→ EXERCISE INPUTS:
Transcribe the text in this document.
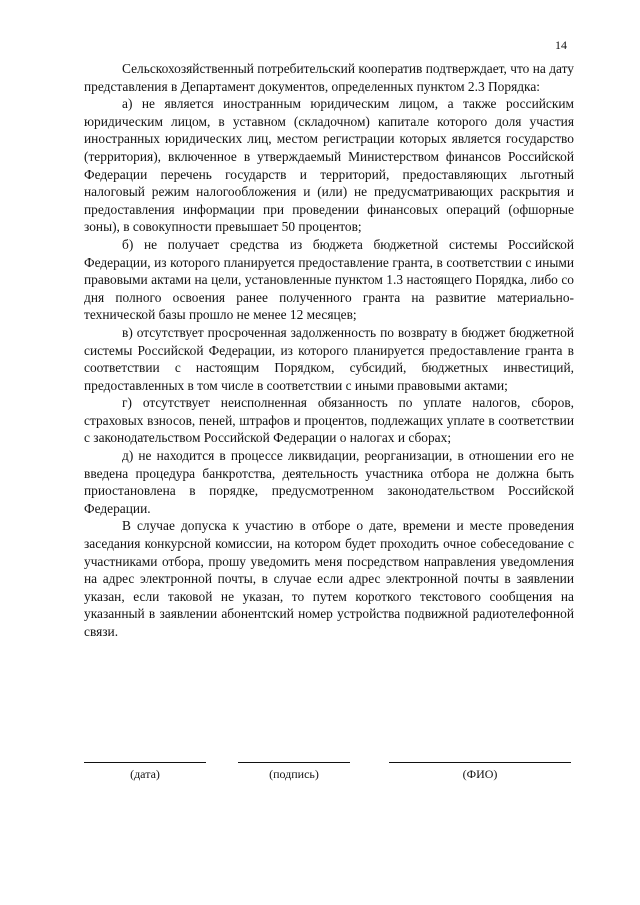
14

Сельскохозяйственный потребительский кооператив подтверждает, что на дату представления в Департамент документов, определенных пунктом 2.3 Порядка:

а) не является иностранным юридическим лицом, а также российским юридическим лицом, в уставном (складочном) капитале которого доля участия иностранных юридических лиц, местом регистрации которых является государство (территория), включенное в утверждаемый Министерством финансов Российской Федерации перечень государств и территорий, предоставляющих льготный налоговый режим налогообложения и (или) не предусматривающих раскрытия и предоставления информации при проведении финансовых операций (офшорные зоны), в совокупности превышает 50 процентов;

б) не получает средства из бюджета бюджетной системы Российской Федерации, из которого планируется предоставление гранта, в соответствии с иными правовыми актами на цели, установленные пунктом 1.3 настоящего Порядка, либо со дня полного освоения ранее полученного гранта на развитие материально-технической базы прошло не менее 12 месяцев;

в) отсутствует просроченная задолженность по возврату в бюджет бюджетной системы Российской Федерации, из которого планируется предоставление гранта в соответствии с настоящим Порядком, субсидий, бюджетных инвестиций, предоставленных в том числе в соответствии с иными правовыми актами;

г) отсутствует неисполненная обязанность по уплате налогов, сборов, страховых взносов, пеней, штрафов и процентов, подлежащих уплате в соответствии с законодательством Российской Федерации о налогах и сборах;

д) не находится в процессе ликвидации, реорганизации, в отношении его не введена процедура банкротства, деятельность участника отбора не должна быть приостановлена в порядке, предусмотренном законодательством Российской Федерации.

В случае допуска к участию в отборе о дате, времени и месте проведения заседания конкурсной комиссии, на котором будет проходить очное собеседование с участниками отбора, прошу уведомить меня посредством направления уведомления на адрес электронной почты, в случае если адрес электронной почты в заявлении указан, если таковой не указан, то путем короткого текстового сообщения на указанный в заявлении абонентский номер устройства подвижной радиотелефонной связи.

(дата)	(подпись)	(ФИО)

→ WORK TO COMPLETE: Which lines above contain "гранта"? Show each of them.

→ EXERCISE RESPONSE:
б) не получает средства из бюджета бюджетной системы Российской Федерации, из которого планируется предоставление гранта, в соответствии с иными правовыми актами на цели, установленные пунктом 1.3 настоящего Порядка, либо со дня полного освоения ранее полученного гранта на развитие материально-технической базы прошло не менее 12 месяцев;
в) отсутствует просроченная задолженность по возврату в бюджет бюджетной системы Российской Федерации, из которого планируется предоставление гранта в соответствии с настоящим Порядком, субсидий, бюджетных инвестиций, предоставленных в том числе в соответствии с иными правовыми актами;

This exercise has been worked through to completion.